Required work ▸
Copy every line from the data below in which the string "screenshot" can be found.

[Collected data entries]

__________________________________________________

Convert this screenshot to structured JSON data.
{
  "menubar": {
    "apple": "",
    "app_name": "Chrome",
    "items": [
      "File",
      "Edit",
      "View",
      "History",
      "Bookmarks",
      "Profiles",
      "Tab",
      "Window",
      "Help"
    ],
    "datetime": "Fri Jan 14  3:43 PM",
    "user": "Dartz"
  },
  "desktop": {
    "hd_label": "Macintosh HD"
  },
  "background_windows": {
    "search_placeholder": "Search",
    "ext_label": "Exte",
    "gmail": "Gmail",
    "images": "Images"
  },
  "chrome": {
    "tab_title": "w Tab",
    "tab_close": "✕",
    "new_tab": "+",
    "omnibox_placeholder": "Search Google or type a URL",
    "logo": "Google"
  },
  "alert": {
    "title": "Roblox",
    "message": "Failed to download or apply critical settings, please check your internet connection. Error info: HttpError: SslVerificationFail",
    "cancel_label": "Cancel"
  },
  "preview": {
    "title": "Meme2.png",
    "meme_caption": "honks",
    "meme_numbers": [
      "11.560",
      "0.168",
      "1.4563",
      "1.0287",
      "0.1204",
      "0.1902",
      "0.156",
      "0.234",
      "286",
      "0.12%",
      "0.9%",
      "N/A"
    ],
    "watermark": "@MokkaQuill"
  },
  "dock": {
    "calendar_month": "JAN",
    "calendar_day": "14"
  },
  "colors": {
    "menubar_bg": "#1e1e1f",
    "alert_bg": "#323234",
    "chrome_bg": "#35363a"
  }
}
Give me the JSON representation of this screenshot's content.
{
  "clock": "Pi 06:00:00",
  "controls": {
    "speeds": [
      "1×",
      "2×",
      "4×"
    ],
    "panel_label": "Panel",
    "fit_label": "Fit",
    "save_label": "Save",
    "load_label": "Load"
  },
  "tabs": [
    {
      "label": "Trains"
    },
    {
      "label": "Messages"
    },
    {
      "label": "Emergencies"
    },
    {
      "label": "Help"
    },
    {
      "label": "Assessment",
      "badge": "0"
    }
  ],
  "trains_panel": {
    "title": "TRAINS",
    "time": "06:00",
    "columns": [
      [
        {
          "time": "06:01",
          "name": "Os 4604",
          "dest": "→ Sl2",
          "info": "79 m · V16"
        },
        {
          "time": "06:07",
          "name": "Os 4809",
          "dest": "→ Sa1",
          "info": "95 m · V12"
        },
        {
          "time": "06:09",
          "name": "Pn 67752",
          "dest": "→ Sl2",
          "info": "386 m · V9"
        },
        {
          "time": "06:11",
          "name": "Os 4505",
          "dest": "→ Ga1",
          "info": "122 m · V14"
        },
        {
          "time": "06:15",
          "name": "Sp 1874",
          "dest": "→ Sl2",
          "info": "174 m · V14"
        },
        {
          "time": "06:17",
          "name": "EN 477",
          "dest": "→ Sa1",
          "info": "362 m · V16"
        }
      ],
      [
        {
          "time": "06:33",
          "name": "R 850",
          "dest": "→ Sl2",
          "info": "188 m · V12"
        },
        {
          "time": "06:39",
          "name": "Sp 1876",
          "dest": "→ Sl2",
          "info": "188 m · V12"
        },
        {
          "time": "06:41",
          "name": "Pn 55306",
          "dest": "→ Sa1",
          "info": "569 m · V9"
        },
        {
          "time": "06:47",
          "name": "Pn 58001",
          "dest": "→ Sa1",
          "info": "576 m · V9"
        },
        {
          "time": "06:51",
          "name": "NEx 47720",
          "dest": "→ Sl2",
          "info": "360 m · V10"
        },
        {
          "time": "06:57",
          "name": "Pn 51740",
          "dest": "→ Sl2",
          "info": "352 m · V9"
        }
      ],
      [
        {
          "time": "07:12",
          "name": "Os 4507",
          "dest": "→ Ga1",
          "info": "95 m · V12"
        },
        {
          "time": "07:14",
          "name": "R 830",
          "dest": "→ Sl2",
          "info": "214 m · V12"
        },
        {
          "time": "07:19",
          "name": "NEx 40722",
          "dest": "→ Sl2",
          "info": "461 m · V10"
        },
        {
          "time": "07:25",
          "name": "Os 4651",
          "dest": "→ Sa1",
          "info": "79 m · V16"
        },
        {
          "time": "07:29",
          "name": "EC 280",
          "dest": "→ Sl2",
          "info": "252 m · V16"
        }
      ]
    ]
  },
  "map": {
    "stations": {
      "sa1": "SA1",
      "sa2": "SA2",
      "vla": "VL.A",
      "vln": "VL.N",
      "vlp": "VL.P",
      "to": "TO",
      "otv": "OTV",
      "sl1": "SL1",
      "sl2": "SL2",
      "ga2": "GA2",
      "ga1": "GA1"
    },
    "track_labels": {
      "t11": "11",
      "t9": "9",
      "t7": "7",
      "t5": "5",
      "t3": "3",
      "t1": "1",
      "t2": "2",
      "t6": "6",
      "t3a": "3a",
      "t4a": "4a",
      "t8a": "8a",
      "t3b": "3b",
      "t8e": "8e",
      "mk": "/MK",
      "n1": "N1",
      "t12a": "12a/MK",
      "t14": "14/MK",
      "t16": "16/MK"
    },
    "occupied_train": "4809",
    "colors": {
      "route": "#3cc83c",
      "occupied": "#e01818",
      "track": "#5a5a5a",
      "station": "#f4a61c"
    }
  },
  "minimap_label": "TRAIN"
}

__________________________________________________

Result for this task ▸
Convert this screenshot to structured JSON data.
Give me the JSON representation of this screenshot's content.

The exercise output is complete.